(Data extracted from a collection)
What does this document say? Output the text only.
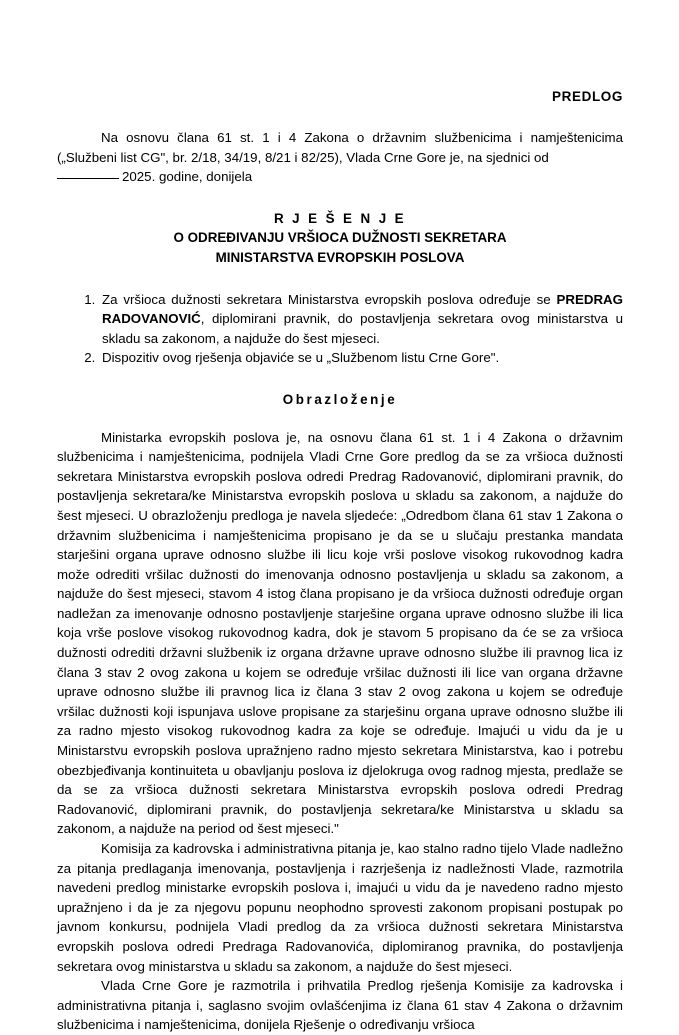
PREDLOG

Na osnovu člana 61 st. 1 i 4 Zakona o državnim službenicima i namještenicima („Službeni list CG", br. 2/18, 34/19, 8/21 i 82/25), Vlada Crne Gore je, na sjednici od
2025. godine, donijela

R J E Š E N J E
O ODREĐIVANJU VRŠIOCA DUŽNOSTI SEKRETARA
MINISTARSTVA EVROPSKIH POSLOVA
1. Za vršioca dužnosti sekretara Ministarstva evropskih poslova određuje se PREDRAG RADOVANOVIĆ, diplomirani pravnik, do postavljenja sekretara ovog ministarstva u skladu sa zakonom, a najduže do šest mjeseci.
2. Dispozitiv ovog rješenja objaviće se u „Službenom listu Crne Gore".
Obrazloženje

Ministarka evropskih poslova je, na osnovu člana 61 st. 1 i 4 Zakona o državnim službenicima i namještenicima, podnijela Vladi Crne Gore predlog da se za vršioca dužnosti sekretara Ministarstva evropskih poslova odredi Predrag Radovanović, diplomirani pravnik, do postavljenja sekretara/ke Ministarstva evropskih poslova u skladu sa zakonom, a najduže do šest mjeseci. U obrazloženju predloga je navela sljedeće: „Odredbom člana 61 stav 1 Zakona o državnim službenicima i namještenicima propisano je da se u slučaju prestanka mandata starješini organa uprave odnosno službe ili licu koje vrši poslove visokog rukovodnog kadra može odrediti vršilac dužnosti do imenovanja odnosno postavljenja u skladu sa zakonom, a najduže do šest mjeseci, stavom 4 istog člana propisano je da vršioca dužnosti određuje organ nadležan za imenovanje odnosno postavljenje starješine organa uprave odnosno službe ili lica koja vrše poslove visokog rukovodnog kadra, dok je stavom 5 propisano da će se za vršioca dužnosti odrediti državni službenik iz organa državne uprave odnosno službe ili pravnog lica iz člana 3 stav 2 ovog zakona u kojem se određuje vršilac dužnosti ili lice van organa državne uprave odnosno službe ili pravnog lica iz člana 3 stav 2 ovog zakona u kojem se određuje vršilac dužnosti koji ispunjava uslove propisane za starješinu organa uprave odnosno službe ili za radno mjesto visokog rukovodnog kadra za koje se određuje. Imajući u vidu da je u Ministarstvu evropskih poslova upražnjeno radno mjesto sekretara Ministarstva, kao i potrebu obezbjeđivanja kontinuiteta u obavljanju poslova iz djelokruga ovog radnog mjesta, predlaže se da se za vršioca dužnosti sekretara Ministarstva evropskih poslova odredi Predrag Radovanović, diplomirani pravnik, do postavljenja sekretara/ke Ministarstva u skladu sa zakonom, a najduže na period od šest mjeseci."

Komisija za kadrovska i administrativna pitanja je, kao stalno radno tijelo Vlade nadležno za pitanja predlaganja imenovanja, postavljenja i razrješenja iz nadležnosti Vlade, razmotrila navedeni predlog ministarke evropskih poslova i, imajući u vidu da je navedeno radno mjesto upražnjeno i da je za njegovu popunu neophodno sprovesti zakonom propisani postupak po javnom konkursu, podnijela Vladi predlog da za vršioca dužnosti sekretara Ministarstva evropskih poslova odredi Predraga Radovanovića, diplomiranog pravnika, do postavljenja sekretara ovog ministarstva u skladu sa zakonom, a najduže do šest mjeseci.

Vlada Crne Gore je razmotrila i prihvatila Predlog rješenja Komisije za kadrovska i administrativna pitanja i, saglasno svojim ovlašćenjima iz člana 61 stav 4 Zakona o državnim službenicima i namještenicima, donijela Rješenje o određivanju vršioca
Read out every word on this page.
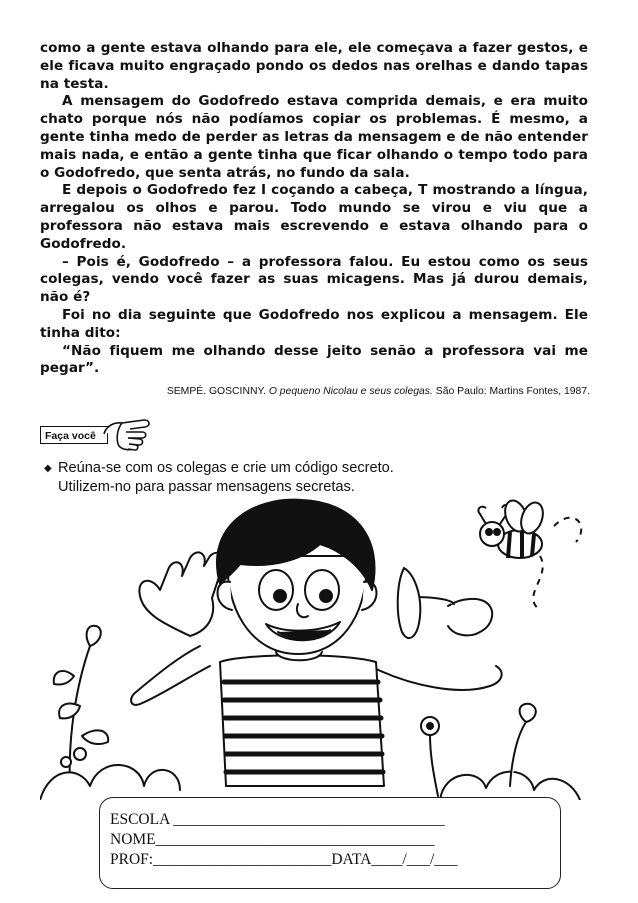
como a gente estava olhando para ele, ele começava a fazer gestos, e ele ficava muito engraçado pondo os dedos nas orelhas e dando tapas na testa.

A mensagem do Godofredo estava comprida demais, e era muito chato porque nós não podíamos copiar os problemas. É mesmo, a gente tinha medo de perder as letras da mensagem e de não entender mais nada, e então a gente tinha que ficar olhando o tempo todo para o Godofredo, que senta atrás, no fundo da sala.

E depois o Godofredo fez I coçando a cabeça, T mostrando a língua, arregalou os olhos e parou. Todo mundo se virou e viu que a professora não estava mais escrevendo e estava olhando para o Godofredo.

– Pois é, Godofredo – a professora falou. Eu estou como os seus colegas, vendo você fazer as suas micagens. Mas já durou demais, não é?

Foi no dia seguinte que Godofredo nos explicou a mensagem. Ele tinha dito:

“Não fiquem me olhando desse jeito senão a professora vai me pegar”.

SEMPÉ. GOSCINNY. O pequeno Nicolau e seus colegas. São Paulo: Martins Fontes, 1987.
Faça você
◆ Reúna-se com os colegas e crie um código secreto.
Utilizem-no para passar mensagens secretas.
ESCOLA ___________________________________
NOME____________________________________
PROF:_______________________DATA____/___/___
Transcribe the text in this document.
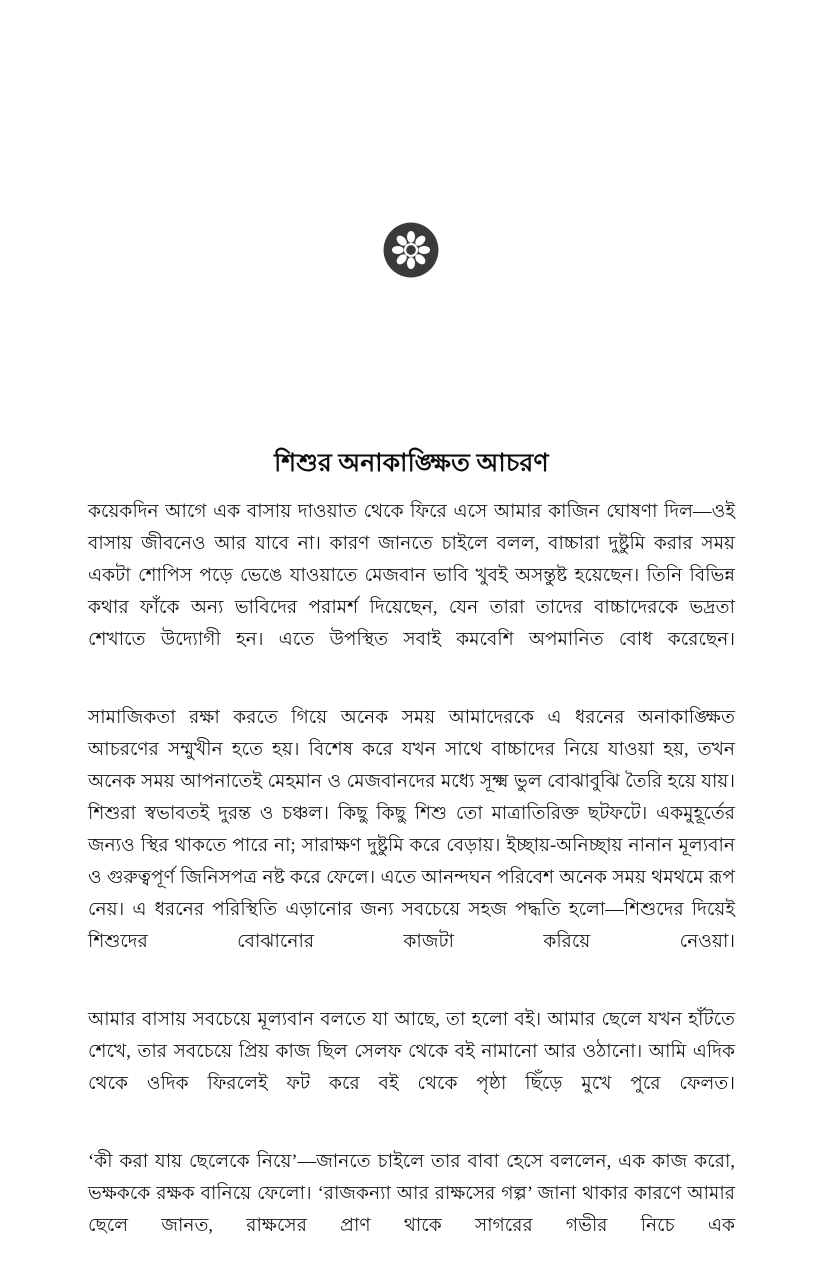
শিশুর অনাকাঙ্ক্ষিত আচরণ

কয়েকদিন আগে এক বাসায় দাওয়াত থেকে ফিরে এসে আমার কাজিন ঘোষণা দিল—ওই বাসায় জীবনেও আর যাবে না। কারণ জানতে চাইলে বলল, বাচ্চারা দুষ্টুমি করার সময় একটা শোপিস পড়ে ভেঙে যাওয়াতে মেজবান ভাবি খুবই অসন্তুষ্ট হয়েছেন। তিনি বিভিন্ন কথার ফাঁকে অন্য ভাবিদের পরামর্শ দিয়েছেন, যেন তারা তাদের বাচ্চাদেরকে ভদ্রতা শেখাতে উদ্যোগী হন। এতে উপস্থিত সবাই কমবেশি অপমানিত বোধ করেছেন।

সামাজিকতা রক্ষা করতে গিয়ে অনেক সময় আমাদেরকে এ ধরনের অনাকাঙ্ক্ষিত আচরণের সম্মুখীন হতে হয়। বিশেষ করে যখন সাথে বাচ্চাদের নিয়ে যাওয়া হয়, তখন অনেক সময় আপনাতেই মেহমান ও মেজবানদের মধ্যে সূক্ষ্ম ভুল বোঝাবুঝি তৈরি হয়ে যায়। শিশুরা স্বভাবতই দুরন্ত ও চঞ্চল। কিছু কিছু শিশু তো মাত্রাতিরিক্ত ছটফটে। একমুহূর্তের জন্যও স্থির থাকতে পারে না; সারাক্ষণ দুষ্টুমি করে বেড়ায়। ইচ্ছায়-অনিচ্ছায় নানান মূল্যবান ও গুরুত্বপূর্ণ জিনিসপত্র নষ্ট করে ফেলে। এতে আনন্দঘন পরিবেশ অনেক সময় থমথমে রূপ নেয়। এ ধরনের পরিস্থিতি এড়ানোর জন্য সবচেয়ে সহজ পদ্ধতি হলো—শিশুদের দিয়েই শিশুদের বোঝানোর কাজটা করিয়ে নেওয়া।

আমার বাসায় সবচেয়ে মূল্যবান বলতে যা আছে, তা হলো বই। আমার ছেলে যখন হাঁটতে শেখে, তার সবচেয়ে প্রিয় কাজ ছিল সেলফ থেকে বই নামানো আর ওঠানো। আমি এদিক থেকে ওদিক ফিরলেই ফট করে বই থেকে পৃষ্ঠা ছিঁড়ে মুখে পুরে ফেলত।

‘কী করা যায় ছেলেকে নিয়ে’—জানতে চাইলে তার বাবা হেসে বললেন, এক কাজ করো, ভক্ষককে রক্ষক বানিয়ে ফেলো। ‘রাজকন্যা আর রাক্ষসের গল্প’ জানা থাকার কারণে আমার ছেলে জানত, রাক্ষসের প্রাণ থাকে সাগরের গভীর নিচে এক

*GOAL:* The records above need to be restated word for word, with the pictures left out.

*SOLUTION:*
What does this document say? Output the text only.
PREDLOG

Na osnovu člana 61 st. 1 i 4 Zakona o državnim službenicima i namještenicima („Službeni list CG", br. 2/18, 34/19, 8/21 i 82/25), Vlada Crne Gore je, na sjednici od
2025. godine, donijela

R J E Š E N J E
O ODREĐIVANJU VRŠIOCA DUŽNOSTI SEKRETARA
MINISTARSTVA EVROPSKIH POSLOVA
1. Za vršioca dužnosti sekretara Ministarstva evropskih poslova određuje se PREDRAG RADOVANOVIĆ, diplomirani pravnik, do postavljenja sekretara ovog ministarstva u skladu sa zakonom, a najduže do šest mjeseci.
2. Dispozitiv ovog rješenja objaviće se u „Službenom listu Crne Gore".
Obrazloženje

Ministarka evropskih poslova je, na osnovu člana 61 st. 1 i 4 Zakona o državnim službenicima i namještenicima, podnijela Vladi Crne Gore predlog da se za vršioca dužnosti sekretara Ministarstva evropskih poslova odredi Predrag Radovanović, diplomirani pravnik, do postavljenja sekretara/ke Ministarstva evropskih poslova u skladu sa zakonom, a najduže do šest mjeseci. U obrazloženju predloga je navela sljedeće: „Odredbom člana 61 stav 1 Zakona o državnim službenicima i namještenicima propisano je da se u slučaju prestanka mandata starješini organa uprave odnosno službe ili licu koje vrši poslove visokog rukovodnog kadra može odrediti vršilac dužnosti do imenovanja odnosno postavljenja u skladu sa zakonom, a najduže do šest mjeseci, stavom 4 istog člana propisano je da vršioca dužnosti određuje organ nadležan za imenovanje odnosno postavljenje starješine organa uprave odnosno službe ili lica koja vrše poslove visokog rukovodnog kadra, dok je stavom 5 propisano da će se za vršioca dužnosti odrediti državni službenik iz organa državne uprave odnosno službe ili pravnog lica iz člana 3 stav 2 ovog zakona u kojem se određuje vršilac dužnosti ili lice van organa državne uprave odnosno službe ili pravnog lica iz člana 3 stav 2 ovog zakona u kojem se određuje vršilac dužnosti koji ispunjava uslove propisane za starješinu organa uprave odnosno službe ili za radno mjesto visokog rukovodnog kadra za koje se određuje. Imajući u vidu da je u Ministarstvu evropskih poslova upražnjeno radno mjesto sekretara Ministarstva, kao i potrebu obezbjeđivanja kontinuiteta u obavljanju poslova iz djelokruga ovog radnog mjesta, predlaže se da se za vršioca dužnosti sekretara Ministarstva evropskih poslova odredi Predrag Radovanović, diplomirani pravnik, do postavljenja sekretara/ke Ministarstva u skladu sa zakonom, a najduže na period od šest mjeseci."

Komisija za kadrovska i administrativna pitanja je, kao stalno radno tijelo Vlade nadležno za pitanja predlaganja imenovanja, postavljenja i razrješenja iz nadležnosti Vlade, razmotrila navedeni predlog ministarke evropskih poslova i, imajući u vidu da je navedeno radno mjesto upražnjeno i da je za njegovu popunu neophodno sprovesti zakonom propisani postupak po javnom konkursu, podnijela Vladi predlog da za vršioca dužnosti sekretara Ministarstva evropskih poslova odredi Predraga Radovanovića, diplomiranog pravnika, do postavljenja sekretara ovog ministarstva u skladu sa zakonom, a najduže do šest mjeseci.

Vlada Crne Gore je razmotrila i prihvatila Predlog rješenja Komisije za kadrovska i administrativna pitanja i, saglasno svojim ovlašćenjima iz člana 61 stav 4 Zakona o državnim službenicima i namještenicima, donijela Rješenje o određivanju vršioca
Read out every word on this page.
como a gente estava olhando para ele, ele começava a fazer gestos, e ele ficava muito engraçado pondo os dedos nas orelhas e dando tapas na testa.

A mensagem do Godofredo estava comprida demais, e era muito chato porque nós não podíamos copiar os problemas. É mesmo, a gente tinha medo de perder as letras da mensagem e de não entender mais nada, e então a gente tinha que ficar olhando o tempo todo para o Godofredo, que senta atrás, no fundo da sala.

E depois o Godofredo fez I coçando a cabeça, T mostrando a língua, arregalou os olhos e parou. Todo mundo se virou e viu que a professora não estava mais escrevendo e estava olhando para o Godofredo.

– Pois é, Godofredo – a professora falou. Eu estou como os seus colegas, vendo você fazer as suas micagens. Mas já durou demais, não é?

Foi no dia seguinte que Godofredo nos explicou a mensagem. Ele tinha dito:

“Não fiquem me olhando desse jeito senão a professora vai me pegar”.

SEMPÉ. GOSCINNY. O pequeno Nicolau e seus colegas. São Paulo: Martins Fontes, 1987.
Faça você
◆ Reúna-se com os colegas e crie um código secreto.
Utilizem-no para passar mensagens secretas.
ESCOLA ___________________________________
NOME____________________________________
PROF:_______________________DATA____/___/___
Transcribe the text in this document.
শিশুর অনাকাঙ্ক্ষিত আচরণ

কয়েকদিন আগে এক বাসায় দাওয়াত থেকে ফিরে এসে আমার কাজিন ঘোষণা দিল—ওই বাসায় জীবনেও আর যাবে না। কারণ জানতে চাইলে বলল, বাচ্চারা দুষ্টুমি করার সময় একটা শোপিস পড়ে ভেঙে যাওয়াতে মেজবান ভাবি খুবই অসন্তুষ্ট হয়েছেন। তিনি বিভিন্ন কথার ফাঁকে অন্য ভাবিদের পরামর্শ দিয়েছেন, যেন তারা তাদের বাচ্চাদেরকে ভদ্রতা শেখাতে উদ্যোগী হন। এতে উপস্থিত সবাই কমবেশি অপমানিত বোধ করেছেন।

সামাজিকতা রক্ষা করতে গিয়ে অনেক সময় আমাদেরকে এ ধরনের অনাকাঙ্ক্ষিত আচরণের সম্মুখীন হতে হয়। বিশেষ করে যখন সাথে বাচ্চাদের নিয়ে যাওয়া হয়, তখন অনেক সময় আপনাতেই মেহমান ও মেজবানদের মধ্যে সূক্ষ্ম ভুল বোঝাবুঝি তৈরি হয়ে যায়। শিশুরা স্বভাবতই দুরন্ত ও চঞ্চল। কিছু কিছু শিশু তো মাত্রাতিরিক্ত ছটফটে। একমুহূর্তের জন্যও স্থির থাকতে পারে না; সারাক্ষণ দুষ্টুমি করে বেড়ায়। ইচ্ছায়-অনিচ্ছায় নানান মূল্যবান ও গুরুত্বপূর্ণ জিনিসপত্র নষ্ট করে ফেলে। এতে আনন্দঘন পরিবেশ অনেক সময় থমথমে রূপ নেয়। এ ধরনের পরিস্থিতি এড়ানোর জন্য সবচেয়ে সহজ পদ্ধতি হলো—শিশুদের দিয়েই শিশুদের বোঝানোর কাজটা করিয়ে নেওয়া।

আমার বাসায় সবচেয়ে মূল্যবান বলতে যা আছে, তা হলো বই। আমার ছেলে যখন হাঁটতে শেখে, তার সবচেয়ে প্রিয় কাজ ছিল সেলফ থেকে বই নামানো আর ওঠানো। আমি এদিক থেকে ওদিক ফিরলেই ফট করে বই থেকে পৃষ্ঠা ছিঁড়ে মুখে পুরে ফেলত।

‘কী করা যায় ছেলেকে নিয়ে’—জানতে চাইলে তার বাবা হেসে বললেন, এক কাজ করো, ভক্ষককে রক্ষক বানিয়ে ফেলো। ‘রাজকন্যা আর রাক্ষসের গল্প’ জানা থাকার কারণে আমার ছেলে জানত, রাক্ষসের প্রাণ থাকে সাগরের গভীর নিচে এক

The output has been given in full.